--- START Data ---

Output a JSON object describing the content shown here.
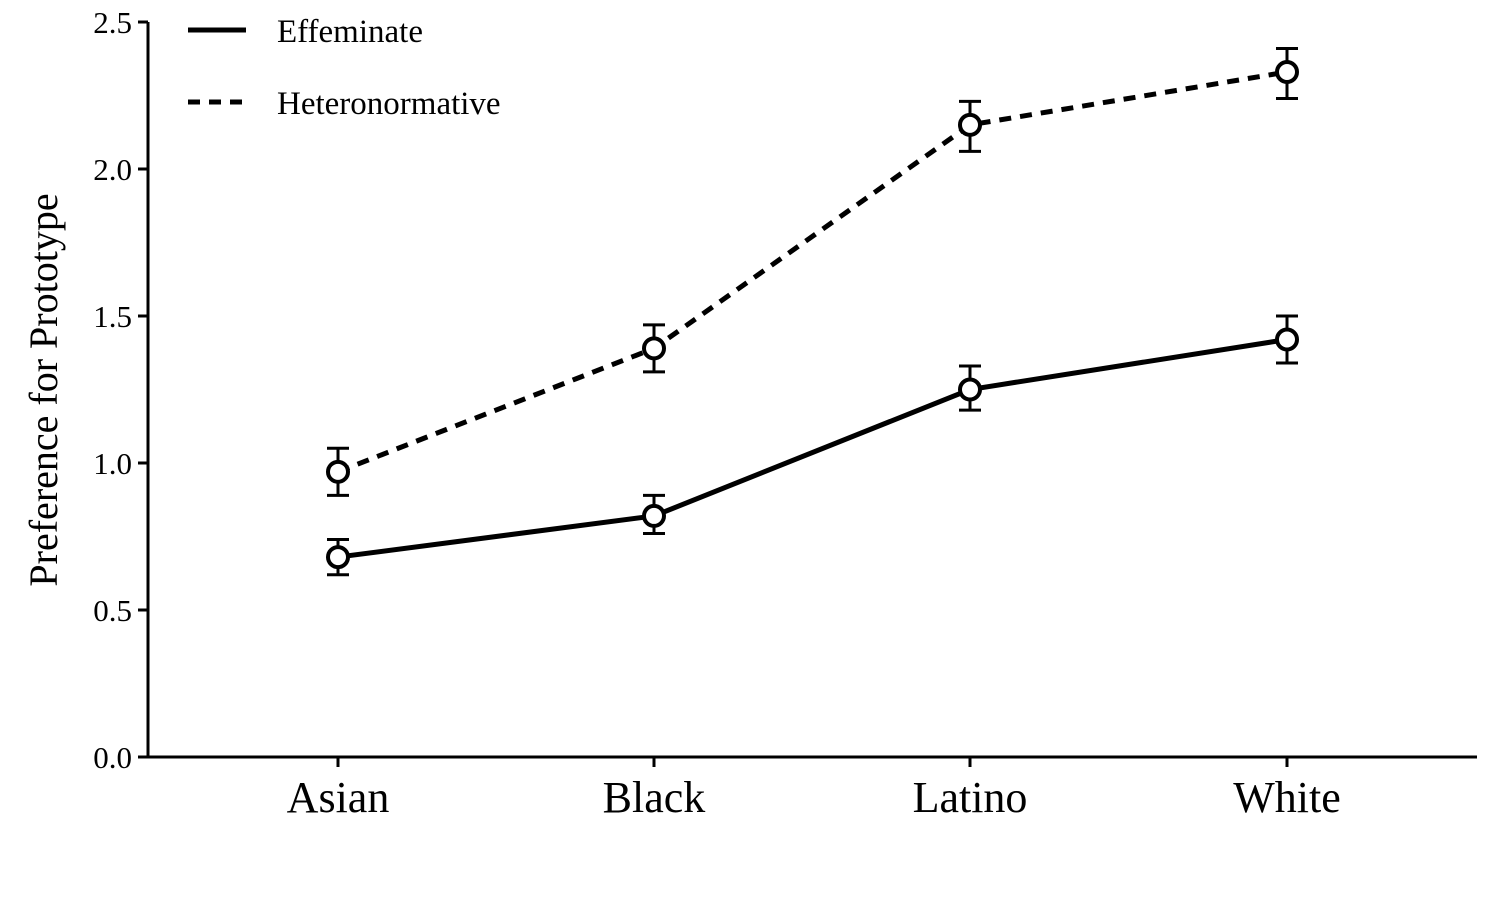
{
  "chart_data": {
    "type": "line",
    "title": "",
    "xlabel": "",
    "ylabel": "Preference for Prototype",
    "categories": [
      "Asian",
      "Black",
      "Latino",
      "White"
    ],
    "ylim": [
      0,
      2.5
    ],
    "yticks": [
      "0.0",
      "0.5",
      "1.0",
      "1.5",
      "2.0",
      "2.5"
    ],
    "grid": false,
    "legend_position": "top-left",
    "series": [
      {
        "name": "Effeminate",
        "line_style": "solid",
        "values": [
          0.68,
          0.82,
          1.25,
          1.42
        ],
        "error_low": [
          0.62,
          0.76,
          1.18,
          1.34
        ],
        "error_high": [
          0.74,
          0.89,
          1.33,
          1.5
        ]
      },
      {
        "name": "Heteronormative",
        "line_style": "dashed",
        "values": [
          0.97,
          1.39,
          2.15,
          2.33
        ],
        "error_low": [
          0.89,
          1.31,
          2.06,
          2.24
        ],
        "error_high": [
          1.05,
          1.47,
          2.23,
          2.41
        ]
      }
    ],
    "colors": {
      "line": "#000000",
      "marker_fill": "#ffffff",
      "background": "#ffffff"
    }
  }
}
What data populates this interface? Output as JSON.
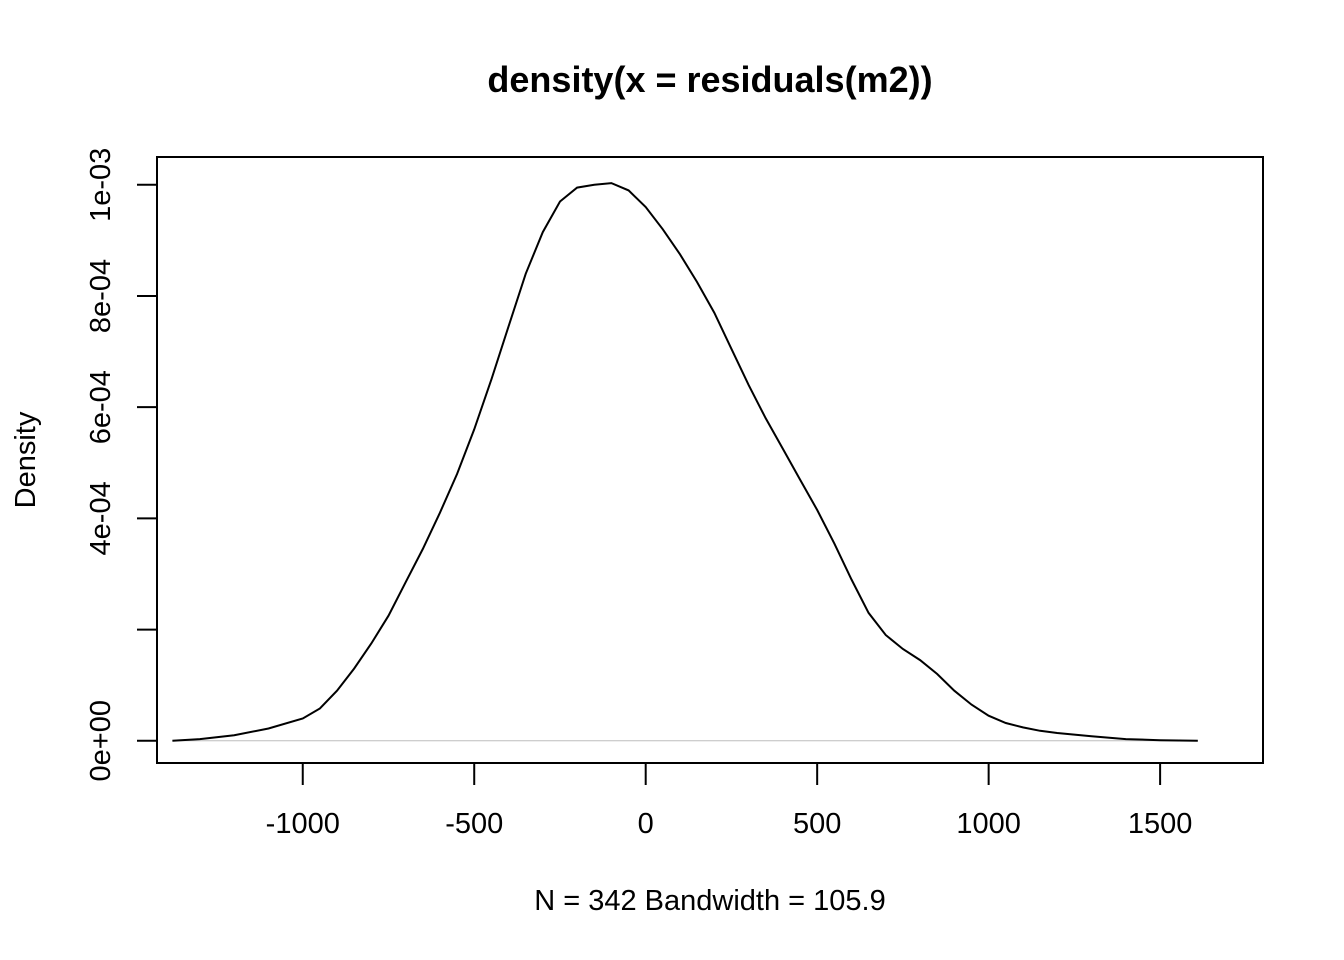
{
  "chart_data": {
    "type": "line",
    "title": "density(x = residuals(m2))",
    "xlabel": "N = 342   Bandwidth = 105.9",
    "ylabel": "Density",
    "xlim": [
      -1425,
      1800
    ],
    "ylim": [
      -4e-05,
      0.00105
    ],
    "x_ticks": [
      -1000,
      -500,
      0,
      500,
      1000,
      1500
    ],
    "x_tick_labels": [
      "-1000",
      "-500",
      "0",
      "500",
      "1000",
      "1500"
    ],
    "y_ticks": [
      0,
      0.0002,
      0.0004,
      0.0006,
      0.0008,
      0.001
    ],
    "y_tick_labels": [
      "0e+00",
      "",
      "4e-04",
      "6e-04",
      "8e-04",
      "1e-03"
    ],
    "zero_line": true,
    "grid": false,
    "series": [
      {
        "x": [
          -1380,
          -1300,
          -1200,
          -1100,
          -1000,
          -950,
          -900,
          -850,
          -800,
          -750,
          -700,
          -650,
          -600,
          -550,
          -500,
          -450,
          -400,
          -350,
          -300,
          -250,
          -200,
          -150,
          -100,
          -50,
          0,
          50,
          100,
          150,
          200,
          250,
          300,
          350,
          400,
          450,
          500,
          550,
          600,
          650,
          700,
          750,
          800,
          850,
          900,
          950,
          1000,
          1050,
          1100,
          1150,
          1200,
          1300,
          1400,
          1500,
          1610
        ],
        "y": [
          0.0,
          3e-06,
          1e-05,
          2.2e-05,
          4e-05,
          5.8e-05,
          9e-05,
          0.00013,
          0.000175,
          0.000225,
          0.000285,
          0.000345,
          0.00041,
          0.00048,
          0.00056,
          0.00065,
          0.000745,
          0.00084,
          0.000915,
          0.00097,
          0.000995,
          0.001,
          0.001003,
          0.00099,
          0.00096,
          0.00092,
          0.000875,
          0.000825,
          0.00077,
          0.000705,
          0.00064,
          0.00058,
          0.000525,
          0.00047,
          0.000415,
          0.000355,
          0.00029,
          0.00023,
          0.00019,
          0.000165,
          0.000145,
          0.00012,
          9e-05,
          6.5e-05,
          4.5e-05,
          3.2e-05,
          2.4e-05,
          1.8e-05,
          1.4e-05,
          8e-06,
          3e-06,
          1e-06,
          0.0
        ]
      }
    ]
  }
}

--- END Data ---

**Required work**
From the entries above, copy out every line where the string "JSON" appears.

**Answer to this problem**
Output a JSON object describing the content shown here.
What data populates this interface? Output as JSON.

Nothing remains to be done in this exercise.